** START EXTRACTED DATA **
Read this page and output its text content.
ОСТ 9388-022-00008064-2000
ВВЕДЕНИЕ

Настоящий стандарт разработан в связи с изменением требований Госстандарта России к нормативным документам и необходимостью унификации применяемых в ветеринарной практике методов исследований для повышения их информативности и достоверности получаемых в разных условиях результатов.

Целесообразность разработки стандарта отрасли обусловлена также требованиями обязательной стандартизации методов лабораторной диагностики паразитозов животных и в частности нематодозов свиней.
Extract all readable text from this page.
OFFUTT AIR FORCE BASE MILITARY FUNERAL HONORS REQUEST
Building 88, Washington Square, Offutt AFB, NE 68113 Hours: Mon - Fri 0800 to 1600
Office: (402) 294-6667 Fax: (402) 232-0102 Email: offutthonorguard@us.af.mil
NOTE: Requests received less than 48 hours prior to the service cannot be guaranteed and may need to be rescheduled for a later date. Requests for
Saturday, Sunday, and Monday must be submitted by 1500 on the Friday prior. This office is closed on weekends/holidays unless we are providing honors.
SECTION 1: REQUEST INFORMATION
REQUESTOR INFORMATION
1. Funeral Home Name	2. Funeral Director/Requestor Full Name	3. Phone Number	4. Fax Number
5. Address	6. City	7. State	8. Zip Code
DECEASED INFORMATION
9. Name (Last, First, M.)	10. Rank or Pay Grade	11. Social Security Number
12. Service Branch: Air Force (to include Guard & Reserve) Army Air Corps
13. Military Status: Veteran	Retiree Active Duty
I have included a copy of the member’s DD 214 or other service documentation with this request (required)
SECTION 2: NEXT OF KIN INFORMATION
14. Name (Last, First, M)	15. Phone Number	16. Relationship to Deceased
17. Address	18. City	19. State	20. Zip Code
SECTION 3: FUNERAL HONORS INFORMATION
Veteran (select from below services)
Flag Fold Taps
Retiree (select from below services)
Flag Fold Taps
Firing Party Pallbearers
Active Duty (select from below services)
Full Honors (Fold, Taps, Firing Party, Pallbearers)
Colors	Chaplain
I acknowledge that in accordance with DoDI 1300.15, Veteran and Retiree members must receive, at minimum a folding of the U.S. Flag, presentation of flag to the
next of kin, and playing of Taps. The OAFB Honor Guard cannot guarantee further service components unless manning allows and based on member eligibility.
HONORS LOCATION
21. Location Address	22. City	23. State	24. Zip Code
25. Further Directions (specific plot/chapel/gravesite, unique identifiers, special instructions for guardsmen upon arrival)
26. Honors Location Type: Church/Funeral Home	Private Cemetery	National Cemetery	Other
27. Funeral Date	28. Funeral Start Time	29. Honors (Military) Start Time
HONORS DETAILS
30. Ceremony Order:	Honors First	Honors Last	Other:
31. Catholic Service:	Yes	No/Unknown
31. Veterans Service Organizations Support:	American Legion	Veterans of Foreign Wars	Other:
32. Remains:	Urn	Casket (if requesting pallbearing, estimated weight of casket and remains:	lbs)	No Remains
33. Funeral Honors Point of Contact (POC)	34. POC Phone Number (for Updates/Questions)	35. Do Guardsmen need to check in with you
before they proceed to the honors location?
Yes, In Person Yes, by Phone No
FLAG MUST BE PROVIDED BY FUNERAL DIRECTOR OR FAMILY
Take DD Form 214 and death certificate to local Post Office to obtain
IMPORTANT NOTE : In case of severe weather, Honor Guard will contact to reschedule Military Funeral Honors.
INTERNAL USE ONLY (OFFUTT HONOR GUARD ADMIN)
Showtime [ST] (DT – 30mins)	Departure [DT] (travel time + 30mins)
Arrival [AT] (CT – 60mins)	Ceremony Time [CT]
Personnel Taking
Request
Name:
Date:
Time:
** END EXTRACTED DATA **
[THE PROBLEM] Copy each line of the preceding data that contains the string "Pallbearers".

[TASK SOLUTION]
Firing Party Pallbearers
Full Honors (Fold, Taps, Firing Party, Pallbearers)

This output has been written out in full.